Records from a collection of figures:
'''

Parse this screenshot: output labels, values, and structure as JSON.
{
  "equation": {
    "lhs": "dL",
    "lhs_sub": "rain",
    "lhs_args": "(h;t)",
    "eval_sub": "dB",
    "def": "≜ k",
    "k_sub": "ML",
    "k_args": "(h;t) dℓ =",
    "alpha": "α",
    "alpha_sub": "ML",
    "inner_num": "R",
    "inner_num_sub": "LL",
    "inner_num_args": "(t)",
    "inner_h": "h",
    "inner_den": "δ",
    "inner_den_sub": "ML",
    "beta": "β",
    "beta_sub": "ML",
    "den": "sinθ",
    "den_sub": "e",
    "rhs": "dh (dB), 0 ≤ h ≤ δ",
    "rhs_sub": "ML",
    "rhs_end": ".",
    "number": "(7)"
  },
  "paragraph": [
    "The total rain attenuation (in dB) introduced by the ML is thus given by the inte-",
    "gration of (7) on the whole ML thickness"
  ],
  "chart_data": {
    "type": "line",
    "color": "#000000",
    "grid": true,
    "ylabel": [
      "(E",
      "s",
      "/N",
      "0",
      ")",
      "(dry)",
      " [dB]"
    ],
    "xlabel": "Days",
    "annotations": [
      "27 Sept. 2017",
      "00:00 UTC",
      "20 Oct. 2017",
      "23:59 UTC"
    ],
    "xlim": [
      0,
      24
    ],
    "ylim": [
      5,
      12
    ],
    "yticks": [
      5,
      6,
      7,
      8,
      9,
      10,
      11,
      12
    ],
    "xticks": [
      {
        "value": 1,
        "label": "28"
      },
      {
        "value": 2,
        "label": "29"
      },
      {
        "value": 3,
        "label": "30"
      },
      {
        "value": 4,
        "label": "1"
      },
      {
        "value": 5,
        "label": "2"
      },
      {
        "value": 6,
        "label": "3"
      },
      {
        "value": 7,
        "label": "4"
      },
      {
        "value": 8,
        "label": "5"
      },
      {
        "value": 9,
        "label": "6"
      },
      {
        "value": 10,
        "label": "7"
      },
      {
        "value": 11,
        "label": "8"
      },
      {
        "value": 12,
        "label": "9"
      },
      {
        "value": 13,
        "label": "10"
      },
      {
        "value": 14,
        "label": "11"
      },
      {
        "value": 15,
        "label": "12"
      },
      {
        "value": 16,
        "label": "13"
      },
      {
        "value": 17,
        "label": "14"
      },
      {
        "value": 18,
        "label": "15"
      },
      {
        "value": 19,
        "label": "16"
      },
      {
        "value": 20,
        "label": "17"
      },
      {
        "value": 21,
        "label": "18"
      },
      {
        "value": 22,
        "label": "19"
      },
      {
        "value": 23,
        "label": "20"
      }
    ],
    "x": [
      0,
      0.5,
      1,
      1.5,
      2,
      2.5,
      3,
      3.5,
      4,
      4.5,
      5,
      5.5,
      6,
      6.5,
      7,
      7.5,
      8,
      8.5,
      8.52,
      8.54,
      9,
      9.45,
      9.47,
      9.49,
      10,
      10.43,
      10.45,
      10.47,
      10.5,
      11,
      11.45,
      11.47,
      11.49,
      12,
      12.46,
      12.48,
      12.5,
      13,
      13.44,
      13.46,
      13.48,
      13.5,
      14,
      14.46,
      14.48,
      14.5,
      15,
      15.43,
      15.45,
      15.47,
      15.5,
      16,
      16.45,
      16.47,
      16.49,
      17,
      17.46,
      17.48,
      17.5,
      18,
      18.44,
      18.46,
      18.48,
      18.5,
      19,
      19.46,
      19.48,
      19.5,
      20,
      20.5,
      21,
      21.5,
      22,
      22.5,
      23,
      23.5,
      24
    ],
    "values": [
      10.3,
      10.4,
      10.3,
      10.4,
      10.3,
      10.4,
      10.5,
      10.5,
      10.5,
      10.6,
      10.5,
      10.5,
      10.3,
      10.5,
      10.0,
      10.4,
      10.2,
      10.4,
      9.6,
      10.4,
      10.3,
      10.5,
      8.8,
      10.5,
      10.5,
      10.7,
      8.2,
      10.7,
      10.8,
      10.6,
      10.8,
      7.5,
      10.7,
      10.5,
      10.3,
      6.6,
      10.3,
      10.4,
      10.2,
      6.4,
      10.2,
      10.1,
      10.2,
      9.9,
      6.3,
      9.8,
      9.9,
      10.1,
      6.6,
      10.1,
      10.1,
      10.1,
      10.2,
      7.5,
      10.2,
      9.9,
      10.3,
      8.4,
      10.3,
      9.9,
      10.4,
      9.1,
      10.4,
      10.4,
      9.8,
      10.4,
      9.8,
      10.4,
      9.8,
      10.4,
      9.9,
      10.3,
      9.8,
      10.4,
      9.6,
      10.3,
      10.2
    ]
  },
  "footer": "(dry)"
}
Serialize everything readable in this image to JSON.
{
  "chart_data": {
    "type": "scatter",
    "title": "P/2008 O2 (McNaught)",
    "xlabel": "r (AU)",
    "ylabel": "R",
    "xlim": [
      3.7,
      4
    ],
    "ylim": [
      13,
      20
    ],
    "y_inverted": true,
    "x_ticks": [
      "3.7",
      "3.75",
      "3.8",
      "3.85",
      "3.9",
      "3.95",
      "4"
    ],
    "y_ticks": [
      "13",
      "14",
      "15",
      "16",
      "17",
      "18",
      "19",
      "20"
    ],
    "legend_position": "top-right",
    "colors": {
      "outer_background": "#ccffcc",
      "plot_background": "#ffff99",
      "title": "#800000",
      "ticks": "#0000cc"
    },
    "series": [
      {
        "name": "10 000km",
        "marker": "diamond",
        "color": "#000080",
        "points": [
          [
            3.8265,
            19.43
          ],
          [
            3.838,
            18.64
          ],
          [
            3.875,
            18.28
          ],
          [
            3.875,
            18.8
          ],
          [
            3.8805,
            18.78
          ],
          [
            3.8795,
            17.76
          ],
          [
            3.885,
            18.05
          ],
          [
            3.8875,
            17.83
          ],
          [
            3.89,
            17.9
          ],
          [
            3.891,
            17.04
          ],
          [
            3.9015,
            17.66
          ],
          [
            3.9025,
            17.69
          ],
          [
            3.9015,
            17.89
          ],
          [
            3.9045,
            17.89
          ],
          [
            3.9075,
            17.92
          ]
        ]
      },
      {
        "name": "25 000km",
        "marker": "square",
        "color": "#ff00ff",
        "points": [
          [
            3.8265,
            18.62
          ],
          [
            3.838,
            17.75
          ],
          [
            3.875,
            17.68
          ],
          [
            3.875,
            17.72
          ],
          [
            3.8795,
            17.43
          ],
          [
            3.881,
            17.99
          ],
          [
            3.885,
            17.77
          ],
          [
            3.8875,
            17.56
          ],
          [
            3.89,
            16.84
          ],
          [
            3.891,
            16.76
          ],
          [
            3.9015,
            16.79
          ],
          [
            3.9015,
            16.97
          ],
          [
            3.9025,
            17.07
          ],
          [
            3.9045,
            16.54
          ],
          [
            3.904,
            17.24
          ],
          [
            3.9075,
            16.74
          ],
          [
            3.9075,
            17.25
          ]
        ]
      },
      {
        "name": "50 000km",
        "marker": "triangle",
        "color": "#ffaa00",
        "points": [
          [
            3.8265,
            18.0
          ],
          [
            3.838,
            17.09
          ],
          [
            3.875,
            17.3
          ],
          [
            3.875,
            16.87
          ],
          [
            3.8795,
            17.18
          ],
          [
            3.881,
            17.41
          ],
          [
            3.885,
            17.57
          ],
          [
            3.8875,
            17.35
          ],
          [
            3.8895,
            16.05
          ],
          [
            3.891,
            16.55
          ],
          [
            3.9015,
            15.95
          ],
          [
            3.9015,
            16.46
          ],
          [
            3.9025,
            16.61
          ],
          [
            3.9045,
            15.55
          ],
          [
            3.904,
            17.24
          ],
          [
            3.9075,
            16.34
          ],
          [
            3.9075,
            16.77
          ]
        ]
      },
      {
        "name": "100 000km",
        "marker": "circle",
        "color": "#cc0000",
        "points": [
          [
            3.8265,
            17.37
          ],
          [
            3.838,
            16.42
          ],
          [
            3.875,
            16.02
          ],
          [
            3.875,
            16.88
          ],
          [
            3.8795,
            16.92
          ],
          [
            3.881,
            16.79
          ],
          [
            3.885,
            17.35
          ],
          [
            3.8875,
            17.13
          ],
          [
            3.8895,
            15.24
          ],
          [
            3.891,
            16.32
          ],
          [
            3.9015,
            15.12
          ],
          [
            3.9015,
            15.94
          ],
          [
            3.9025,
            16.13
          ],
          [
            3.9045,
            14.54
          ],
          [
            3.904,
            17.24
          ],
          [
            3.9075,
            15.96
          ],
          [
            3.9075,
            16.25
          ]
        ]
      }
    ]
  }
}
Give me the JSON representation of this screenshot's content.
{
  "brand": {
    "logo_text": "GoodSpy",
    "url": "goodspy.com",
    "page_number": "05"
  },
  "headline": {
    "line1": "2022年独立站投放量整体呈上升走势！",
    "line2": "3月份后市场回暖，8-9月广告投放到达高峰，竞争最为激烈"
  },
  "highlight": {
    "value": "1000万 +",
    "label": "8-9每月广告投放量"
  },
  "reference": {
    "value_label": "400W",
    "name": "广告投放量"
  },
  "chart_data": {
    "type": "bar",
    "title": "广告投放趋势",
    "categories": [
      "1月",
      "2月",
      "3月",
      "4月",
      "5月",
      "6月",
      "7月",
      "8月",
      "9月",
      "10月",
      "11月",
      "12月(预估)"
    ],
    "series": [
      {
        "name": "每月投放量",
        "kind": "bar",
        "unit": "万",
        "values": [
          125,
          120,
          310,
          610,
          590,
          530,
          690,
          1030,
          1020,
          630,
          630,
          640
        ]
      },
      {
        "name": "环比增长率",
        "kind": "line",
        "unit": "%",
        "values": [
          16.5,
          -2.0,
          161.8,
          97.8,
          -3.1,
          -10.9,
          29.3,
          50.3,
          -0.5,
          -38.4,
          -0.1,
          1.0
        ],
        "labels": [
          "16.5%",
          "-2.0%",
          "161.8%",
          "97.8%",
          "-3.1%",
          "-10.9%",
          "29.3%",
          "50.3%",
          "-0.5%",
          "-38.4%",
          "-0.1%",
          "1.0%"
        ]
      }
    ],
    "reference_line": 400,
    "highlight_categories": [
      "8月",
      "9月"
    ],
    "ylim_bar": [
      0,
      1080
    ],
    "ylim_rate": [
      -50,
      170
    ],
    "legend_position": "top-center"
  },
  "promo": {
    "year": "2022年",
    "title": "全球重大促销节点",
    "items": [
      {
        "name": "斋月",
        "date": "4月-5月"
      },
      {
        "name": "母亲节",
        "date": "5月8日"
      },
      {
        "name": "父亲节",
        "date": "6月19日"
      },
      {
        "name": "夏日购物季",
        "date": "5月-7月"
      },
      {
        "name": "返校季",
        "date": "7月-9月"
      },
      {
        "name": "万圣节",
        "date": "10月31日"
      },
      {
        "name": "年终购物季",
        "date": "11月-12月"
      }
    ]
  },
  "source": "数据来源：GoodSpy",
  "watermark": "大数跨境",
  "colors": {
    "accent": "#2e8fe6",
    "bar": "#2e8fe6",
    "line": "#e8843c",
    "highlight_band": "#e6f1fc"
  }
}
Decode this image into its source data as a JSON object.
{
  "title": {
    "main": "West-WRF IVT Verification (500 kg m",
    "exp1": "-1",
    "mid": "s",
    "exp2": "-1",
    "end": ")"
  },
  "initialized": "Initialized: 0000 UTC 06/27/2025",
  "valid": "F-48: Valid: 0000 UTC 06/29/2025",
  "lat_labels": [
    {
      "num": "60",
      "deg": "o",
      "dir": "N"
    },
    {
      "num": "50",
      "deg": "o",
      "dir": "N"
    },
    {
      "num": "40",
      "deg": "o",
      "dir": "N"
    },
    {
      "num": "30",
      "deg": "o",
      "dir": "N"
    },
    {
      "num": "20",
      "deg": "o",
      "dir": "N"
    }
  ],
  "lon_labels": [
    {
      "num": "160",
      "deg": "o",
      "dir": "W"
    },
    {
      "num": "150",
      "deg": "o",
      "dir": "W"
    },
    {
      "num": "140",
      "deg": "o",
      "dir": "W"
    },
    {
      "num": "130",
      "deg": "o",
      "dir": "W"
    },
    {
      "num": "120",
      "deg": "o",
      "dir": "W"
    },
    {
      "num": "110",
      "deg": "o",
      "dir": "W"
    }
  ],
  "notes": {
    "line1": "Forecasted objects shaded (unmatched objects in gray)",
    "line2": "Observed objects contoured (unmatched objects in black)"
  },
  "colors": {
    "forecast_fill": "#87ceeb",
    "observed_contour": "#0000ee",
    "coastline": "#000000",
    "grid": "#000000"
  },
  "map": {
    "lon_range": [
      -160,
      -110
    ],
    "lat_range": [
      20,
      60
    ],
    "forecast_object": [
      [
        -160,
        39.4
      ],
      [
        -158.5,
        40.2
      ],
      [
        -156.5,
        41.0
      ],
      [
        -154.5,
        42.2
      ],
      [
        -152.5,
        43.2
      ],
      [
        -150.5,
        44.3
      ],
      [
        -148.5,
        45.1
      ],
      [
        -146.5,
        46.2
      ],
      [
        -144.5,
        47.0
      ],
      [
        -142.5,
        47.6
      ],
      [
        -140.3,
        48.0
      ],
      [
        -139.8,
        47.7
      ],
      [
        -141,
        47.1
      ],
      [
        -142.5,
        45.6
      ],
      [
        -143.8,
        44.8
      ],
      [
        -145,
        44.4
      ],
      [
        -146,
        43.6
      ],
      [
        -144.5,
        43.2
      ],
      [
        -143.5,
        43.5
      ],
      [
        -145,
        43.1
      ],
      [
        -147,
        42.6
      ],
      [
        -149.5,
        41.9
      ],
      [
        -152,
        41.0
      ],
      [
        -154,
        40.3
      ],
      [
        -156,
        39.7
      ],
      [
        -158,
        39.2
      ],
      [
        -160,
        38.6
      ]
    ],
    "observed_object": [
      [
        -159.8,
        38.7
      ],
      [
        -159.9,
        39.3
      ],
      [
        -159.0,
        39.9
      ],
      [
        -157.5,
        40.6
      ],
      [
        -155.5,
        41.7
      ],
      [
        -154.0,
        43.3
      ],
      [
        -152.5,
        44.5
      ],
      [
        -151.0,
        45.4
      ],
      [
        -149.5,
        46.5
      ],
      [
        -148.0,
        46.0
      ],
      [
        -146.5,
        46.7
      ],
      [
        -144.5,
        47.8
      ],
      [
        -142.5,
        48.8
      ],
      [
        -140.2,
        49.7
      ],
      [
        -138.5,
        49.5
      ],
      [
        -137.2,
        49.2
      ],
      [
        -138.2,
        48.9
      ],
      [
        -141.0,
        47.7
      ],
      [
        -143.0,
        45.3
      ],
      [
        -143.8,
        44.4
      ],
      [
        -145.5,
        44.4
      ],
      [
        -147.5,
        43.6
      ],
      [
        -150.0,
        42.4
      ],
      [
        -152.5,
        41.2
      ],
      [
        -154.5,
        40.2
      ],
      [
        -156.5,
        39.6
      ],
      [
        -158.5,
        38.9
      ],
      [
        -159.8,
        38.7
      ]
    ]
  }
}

'''

_Job_
Isolate the lines that hold the word "objects" and copy all of them.

_Response_
    "line1": "Forecasted objects shaded (unmatched objects in gray)",
    "line2": "Observed objects contoured (unmatched objects in black)"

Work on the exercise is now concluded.